[Dataset rows]
┌────────

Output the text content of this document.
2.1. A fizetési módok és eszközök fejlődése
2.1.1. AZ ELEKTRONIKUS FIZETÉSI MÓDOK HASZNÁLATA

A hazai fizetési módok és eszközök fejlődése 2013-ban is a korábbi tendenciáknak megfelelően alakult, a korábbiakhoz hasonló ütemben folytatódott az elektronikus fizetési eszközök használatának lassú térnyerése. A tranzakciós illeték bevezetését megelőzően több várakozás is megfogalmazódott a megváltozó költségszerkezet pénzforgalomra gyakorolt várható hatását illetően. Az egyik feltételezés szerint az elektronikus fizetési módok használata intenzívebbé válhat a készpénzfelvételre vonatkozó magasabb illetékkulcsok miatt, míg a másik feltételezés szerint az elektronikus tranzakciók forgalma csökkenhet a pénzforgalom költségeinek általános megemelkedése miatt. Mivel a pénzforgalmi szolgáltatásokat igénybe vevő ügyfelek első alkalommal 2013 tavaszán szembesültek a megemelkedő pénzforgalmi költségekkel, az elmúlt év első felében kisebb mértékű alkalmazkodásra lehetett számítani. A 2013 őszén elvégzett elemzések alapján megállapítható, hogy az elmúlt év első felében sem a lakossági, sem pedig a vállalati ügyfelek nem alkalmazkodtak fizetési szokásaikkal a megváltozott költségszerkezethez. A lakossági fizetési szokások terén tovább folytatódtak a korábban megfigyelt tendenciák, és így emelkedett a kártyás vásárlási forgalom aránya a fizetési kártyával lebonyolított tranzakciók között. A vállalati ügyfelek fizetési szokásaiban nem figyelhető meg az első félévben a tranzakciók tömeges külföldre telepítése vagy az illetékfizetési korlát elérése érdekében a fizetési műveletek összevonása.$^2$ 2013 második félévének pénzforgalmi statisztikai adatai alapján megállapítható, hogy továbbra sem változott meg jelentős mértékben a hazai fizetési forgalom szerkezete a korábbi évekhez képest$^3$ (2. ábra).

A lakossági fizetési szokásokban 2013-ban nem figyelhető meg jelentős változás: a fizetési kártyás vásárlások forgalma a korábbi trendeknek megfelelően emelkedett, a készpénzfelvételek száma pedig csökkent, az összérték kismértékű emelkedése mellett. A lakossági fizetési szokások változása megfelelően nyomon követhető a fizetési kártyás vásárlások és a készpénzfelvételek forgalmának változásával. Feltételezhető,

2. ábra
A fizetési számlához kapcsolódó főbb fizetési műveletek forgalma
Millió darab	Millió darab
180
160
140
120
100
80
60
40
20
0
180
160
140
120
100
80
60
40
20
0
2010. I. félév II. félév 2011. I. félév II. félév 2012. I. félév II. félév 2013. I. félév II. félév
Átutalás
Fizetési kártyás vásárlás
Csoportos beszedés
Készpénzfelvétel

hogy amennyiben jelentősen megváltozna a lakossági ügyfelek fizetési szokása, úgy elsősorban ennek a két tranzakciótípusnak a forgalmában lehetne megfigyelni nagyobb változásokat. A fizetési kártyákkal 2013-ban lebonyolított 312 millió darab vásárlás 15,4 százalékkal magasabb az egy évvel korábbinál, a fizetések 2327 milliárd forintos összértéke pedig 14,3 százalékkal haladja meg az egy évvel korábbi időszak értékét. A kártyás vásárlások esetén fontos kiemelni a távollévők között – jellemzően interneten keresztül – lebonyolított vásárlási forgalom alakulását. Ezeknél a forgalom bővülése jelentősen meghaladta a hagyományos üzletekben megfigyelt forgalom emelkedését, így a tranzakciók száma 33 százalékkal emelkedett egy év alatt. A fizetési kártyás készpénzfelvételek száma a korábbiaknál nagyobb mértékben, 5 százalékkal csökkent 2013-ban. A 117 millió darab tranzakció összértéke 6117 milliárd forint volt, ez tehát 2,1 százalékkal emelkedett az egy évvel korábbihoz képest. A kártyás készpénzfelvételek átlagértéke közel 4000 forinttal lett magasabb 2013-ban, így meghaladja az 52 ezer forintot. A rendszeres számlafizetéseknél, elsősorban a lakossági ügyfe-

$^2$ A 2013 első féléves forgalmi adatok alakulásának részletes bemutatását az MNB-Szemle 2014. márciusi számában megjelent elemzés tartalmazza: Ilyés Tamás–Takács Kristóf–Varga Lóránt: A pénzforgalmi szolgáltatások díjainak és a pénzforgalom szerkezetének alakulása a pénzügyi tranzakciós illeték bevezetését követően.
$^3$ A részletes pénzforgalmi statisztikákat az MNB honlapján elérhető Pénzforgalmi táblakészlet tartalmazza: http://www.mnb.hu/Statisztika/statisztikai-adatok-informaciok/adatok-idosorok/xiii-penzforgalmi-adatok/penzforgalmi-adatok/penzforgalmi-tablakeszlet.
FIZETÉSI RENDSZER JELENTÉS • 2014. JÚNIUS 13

└────────

Copy out all of the records shown above exactly.

• [WRITTEN RESPONSE]
Output the text content of this document.
2.1. A fizetési módok és eszközök fejlődése
2.1.1. AZ ELEKTRONIKUS FIZETÉSI MÓDOK HASZNÁLATA

A hazai fizetési módok és eszközök fejlődése 2013-ban is a korábbi tendenciáknak megfelelően alakult, a korábbiakhoz hasonló ütemben folytatódott az elektronikus fizetési eszközök használatának lassú térnyerése. A tranzakciós illeték bevezetését megelőzően több várakozás is megfogalmazódott a megváltozó költségszerkezet pénzforgalomra gyakorolt várható hatását illetően. Az egyik feltételezés szerint az elektronikus fizetési módok használata intenzívebbé válhat a készpénzfelvételre vonatkozó magasabb illetékkulcsok miatt, míg a másik feltételezés szerint az elektronikus tranzakciók forgalma csökkenhet a pénzforgalom költségeinek általános megemelkedése miatt. Mivel a pénzforgalmi szolgáltatásokat igénybe vevő ügyfelek első alkalommal 2013 tavaszán szembesültek a megemelkedő pénzforgalmi költségekkel, az elmúlt év első felében kisebb mértékű alkalmazkodásra lehetett számítani. A 2013 őszén elvégzett elemzések alapján megállapítható, hogy az elmúlt év első felében sem a lakossági, sem pedig a vállalati ügyfelek nem alkalmazkodtak fizetési szokásaikkal a megváltozott költségszerkezethez. A lakossági fizetési szokások terén tovább folytatódtak a korábban megfigyelt tendenciák, és így emelkedett a kártyás vásárlási forgalom aránya a fizetési kártyával lebonyolított tranzakciók között. A vállalati ügyfelek fizetési szokásaiban nem figyelhető meg az első félévben a tranzakciók tömeges külföldre telepítése vagy az illetékfizetési korlát elérése érdekében a fizetési műveletek összevonása.$^2$ 2013 második félévének pénzforgalmi statisztikai adatai alapján megállapítható, hogy továbbra sem változott meg jelentős mértékben a hazai fizetési forgalom szerkezete a korábbi évekhez képest$^3$ (2. ábra).

A lakossági fizetési szokásokban 2013-ban nem figyelhető meg jelentős változás: a fizetési kártyás vásárlások forgalma a korábbi trendeknek megfelelően emelkedett, a készpénzfelvételek száma pedig csökkent, az összérték kismértékű emelkedése mellett. A lakossági fizetési szokások változása megfelelően nyomon követhető a fizetési kártyás vásárlások és a készpénzfelvételek forgalmának változásával. Feltételezhető,

2. ábra
A fizetési számlához kapcsolódó főbb fizetési műveletek forgalma
Millió darab	Millió darab
180
160
140
120
100
80
60
40
20
0
180
160
140
120
100
80
60
40
20
0
2010. I. félév II. félév 2011. I. félév II. félév 2012. I. félév II. félév 2013. I. félév II. félév
Átutalás
Fizetési kártyás vásárlás
Csoportos beszedés
Készpénzfelvétel

hogy amennyiben jelentősen megváltozna a lakossági ügyfelek fizetési szokása, úgy elsősorban ennek a két tranzakciótípusnak a forgalmában lehetne megfigyelni nagyobb változásokat. A fizetési kártyákkal 2013-ban lebonyolított 312 millió darab vásárlás 15,4 százalékkal magasabb az egy évvel korábbinál, a fizetések 2327 milliárd forintos összértéke pedig 14,3 százalékkal haladja meg az egy évvel korábbi időszak értékét. A kártyás vásárlások esetén fontos kiemelni a távollévők között – jellemzően interneten keresztül – lebonyolított vásárlási forgalom alakulását. Ezeknél a forgalom bővülése jelentősen meghaladta a hagyományos üzletekben megfigyelt forgalom emelkedését, így a tranzakciók száma 33 százalékkal emelkedett egy év alatt. A fizetési kártyás készpénzfelvételek száma a korábbiaknál nagyobb mértékben, 5 százalékkal csökkent 2013-ban. A 117 millió darab tranzakció összértéke 6117 milliárd forint volt, ez tehát 2,1 százalékkal emelkedett az egy évvel korábbihoz képest. A kártyás készpénzfelvételek átlagértéke közel 4000 forinttal lett magasabb 2013-ban, így meghaladja az 52 ezer forintot. A rendszeres számlafizetéseknél, elsősorban a lakossági ügyfe-

$^2$ A 2013 első féléves forgalmi adatok alakulásának részletes bemutatását az MNB-Szemle 2014. márciusi számában megjelent elemzés tartalmazza: Ilyés Tamás–Takács Kristóf–Varga Lóránt: A pénzforgalmi szolgáltatások díjainak és a pénzforgalom szerkezetének alakulása a pénzügyi tranzakciós illeték bevezetését követően.
$^3$ A részletes pénzforgalmi statisztikákat az MNB honlapján elérhető Pénzforgalmi táblakészlet tartalmazza: http://www.mnb.hu/Statisztika/statisztikai-adatok-informaciok/adatok-idosorok/xiii-penzforgalmi-adatok/penzforgalmi-adatok/penzforgalmi-tablakeszlet.
FIZETÉSI RENDSZER JELENTÉS • 2014. JÚNIUS 13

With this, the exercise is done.